**Work required:** No images are to be carried over; print all other material exactly as it stands.

START Data to process

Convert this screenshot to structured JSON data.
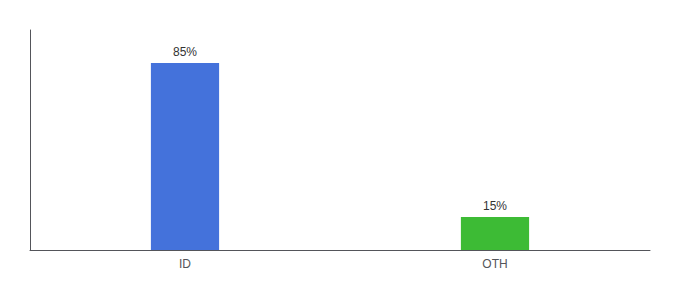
{
  "chart_data": {
    "type": "bar",
    "categories": [
      "ID",
      "OTH"
    ],
    "values": [
      85,
      15
    ],
    "value_labels": [
      "85%",
      "15%"
    ],
    "colors": [
      "#4472db",
      "#3dbb35"
    ],
    "ylim": [
      0,
      100
    ],
    "yticks": [],
    "data_labels": true,
    "tick_labels": "x",
    "grid": false
  }
}
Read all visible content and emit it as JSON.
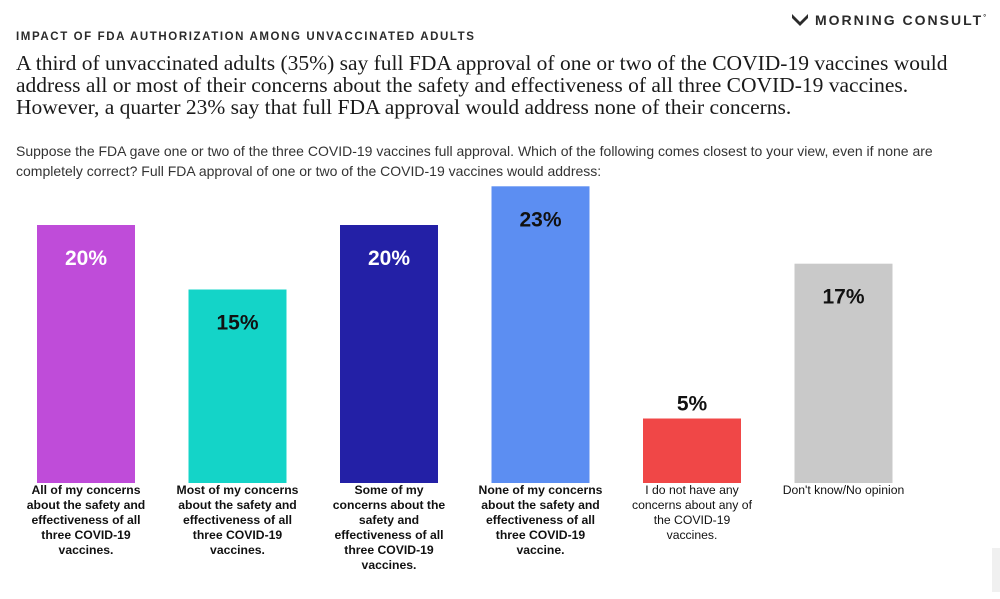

END Data to process

**Problem solution:**
Convert this screenshot to structured JSON data.
{
  "chart_data": {
    "type": "bar",
    "categories": [
      "ID",
      "OTH"
    ],
    "values": [
      85,
      15
    ],
    "value_labels": [
      "85%",
      "15%"
    ],
    "colors": [
      "#4472db",
      "#3dbb35"
    ],
    "ylim": [
      0,
      100
    ],
    "yticks": [],
    "data_labels": true,
    "tick_labels": "x",
    "grid": false
  }
}
Read all visible content and emit it as JSON.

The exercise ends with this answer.